*Goal*. Copy out the whole listing exactly as written, leaving the pictures behind.
--- start of Records for the exercise ---
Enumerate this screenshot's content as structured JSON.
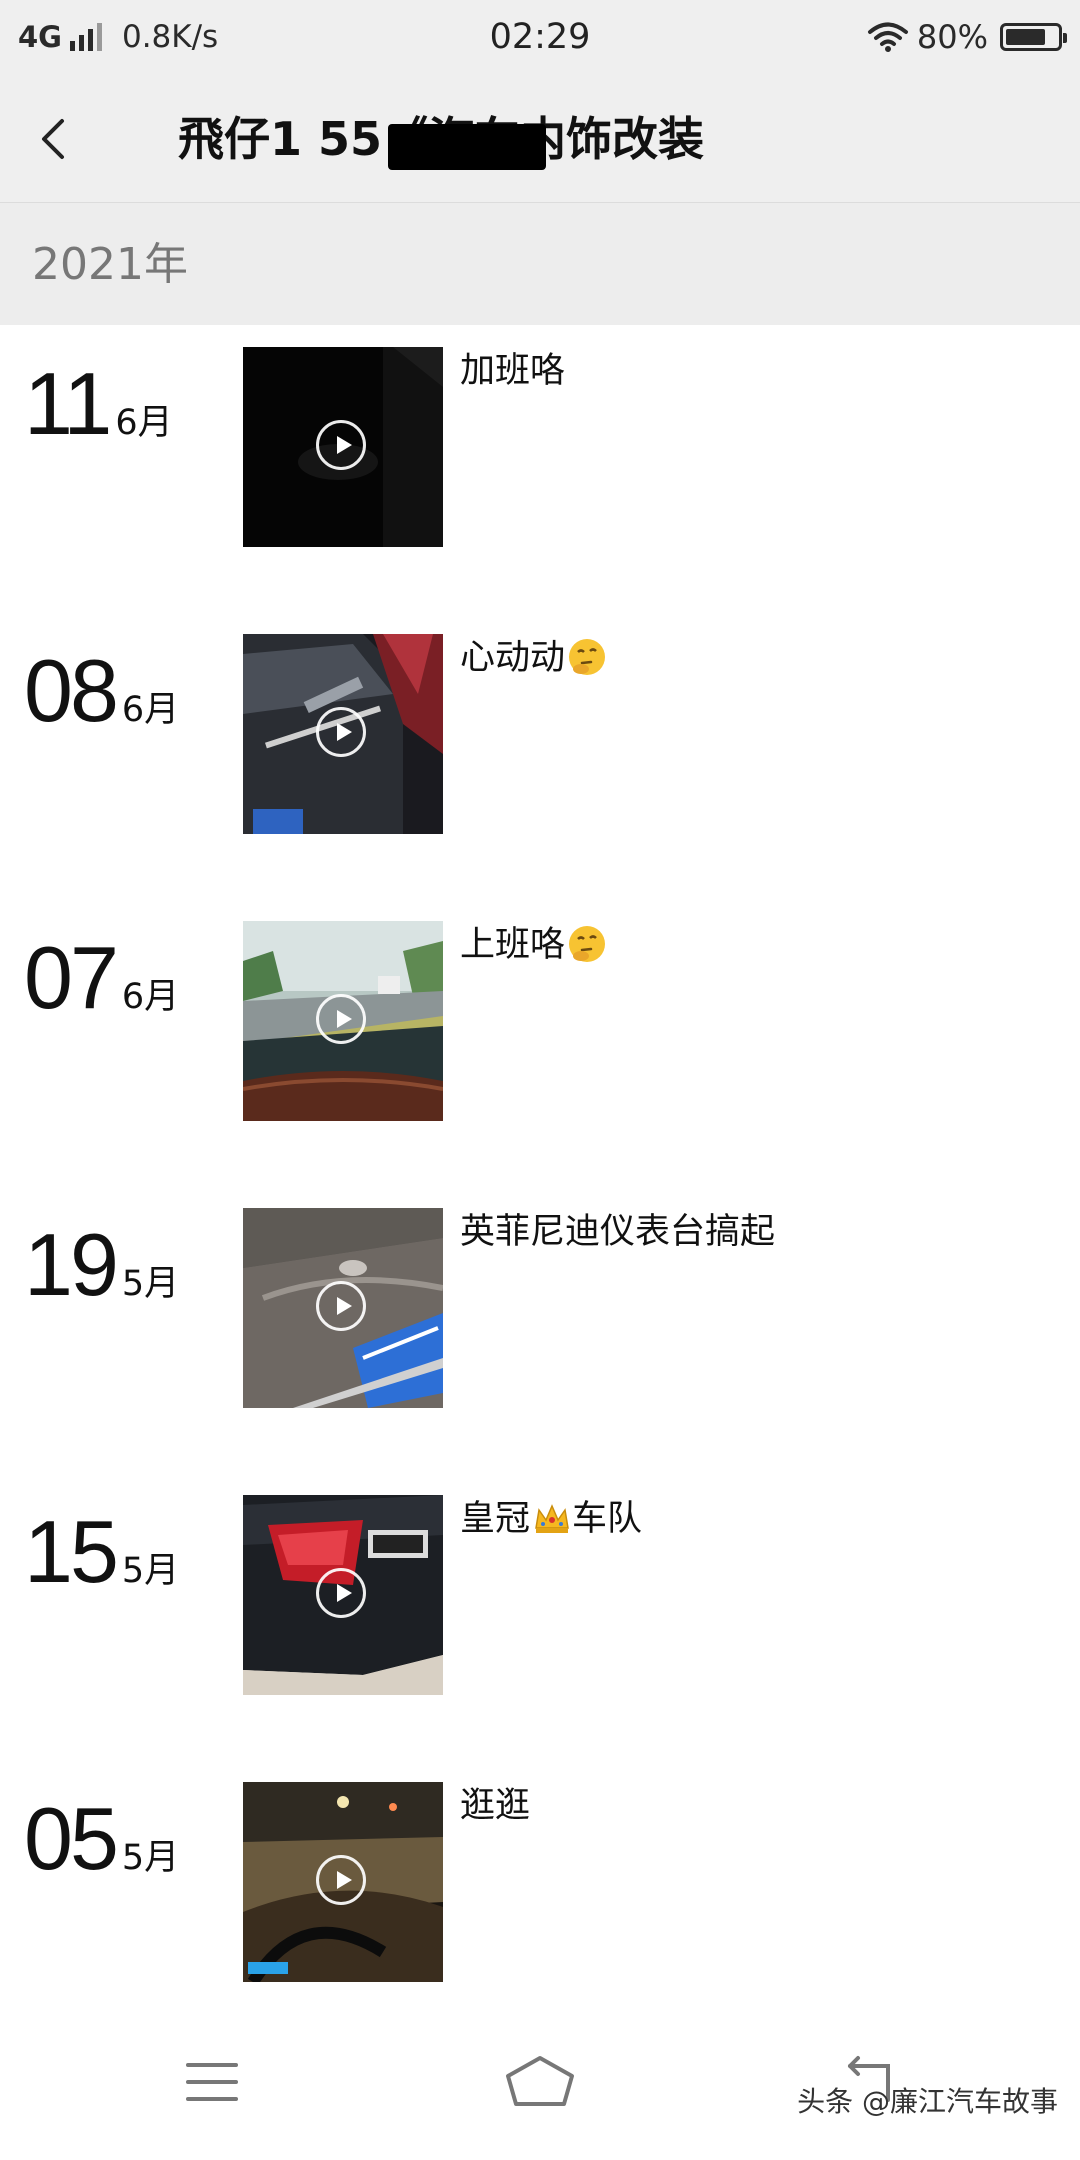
{
  "status_bar": {
    "network": "4G",
    "speed": "0.8K/s",
    "time": "02:29",
    "battery": "80%",
    "battery_level": 0.8
  },
  "header": {
    "title": "飛仔1 55《汽车内饰改装"
  },
  "year_label": "2021年",
  "posts": [
    {
      "day": "11",
      "month": "6月",
      "caption": "加班咯",
      "emoji": ""
    },
    {
      "day": "08",
      "month": "6月",
      "caption": "心动动",
      "emoji": "thinking-face"
    },
    {
      "day": "07",
      "month": "6月",
      "caption": "上班咯",
      "emoji": "thinking-face"
    },
    {
      "day": "19",
      "month": "5月",
      "caption": "英菲尼迪仪表台搞起",
      "emoji": ""
    },
    {
      "day": "15",
      "month": "5月",
      "caption": "皇冠",
      "emoji": "crown",
      "caption_after": "车队"
    },
    {
      "day": "05",
      "month": "5月",
      "caption": "逛逛",
      "emoji": ""
    }
  ],
  "watermark": "头条 @廉江汽车故事",
  "icons": [
    "back-arrow-icon",
    "play-icon",
    "thinking-face-emoji",
    "crown-emoji",
    "menu-icon",
    "home-icon",
    "return-icon",
    "wifi-icon",
    "battery-icon",
    "signal-icon"
  ]
}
--- end of Records for the exercise ---
*Solution below*.
Enumerate this screenshot's content as structured JSON.
{
  "status_bar": {
    "network": "4G",
    "speed": "0.8K/s",
    "time": "02:29",
    "battery": "80%",
    "battery_level": 0.8
  },
  "header": {
    "title": "飛仔1 55《汽车内饰改装"
  },
  "year_label": "2021年",
  "posts": [
    {
      "day": "11",
      "month": "6月",
      "caption": "加班咯",
      "emoji": ""
    },
    {
      "day": "08",
      "month": "6月",
      "caption": "心动动",
      "emoji": "thinking-face"
    },
    {
      "day": "07",
      "month": "6月",
      "caption": "上班咯",
      "emoji": "thinking-face"
    },
    {
      "day": "19",
      "month": "5月",
      "caption": "英菲尼迪仪表台搞起",
      "emoji": ""
    },
    {
      "day": "15",
      "month": "5月",
      "caption": "皇冠",
      "emoji": "crown",
      "caption_after": "车队"
    },
    {
      "day": "05",
      "month": "5月",
      "caption": "逛逛",
      "emoji": ""
    }
  ],
  "watermark": "头条 @廉江汽车故事",
  "icons": [
    "back-arrow-icon",
    "play-icon",
    "thinking-face-emoji",
    "crown-emoji",
    "menu-icon",
    "home-icon",
    "return-icon",
    "wifi-icon",
    "battery-icon",
    "signal-icon"
  ]
}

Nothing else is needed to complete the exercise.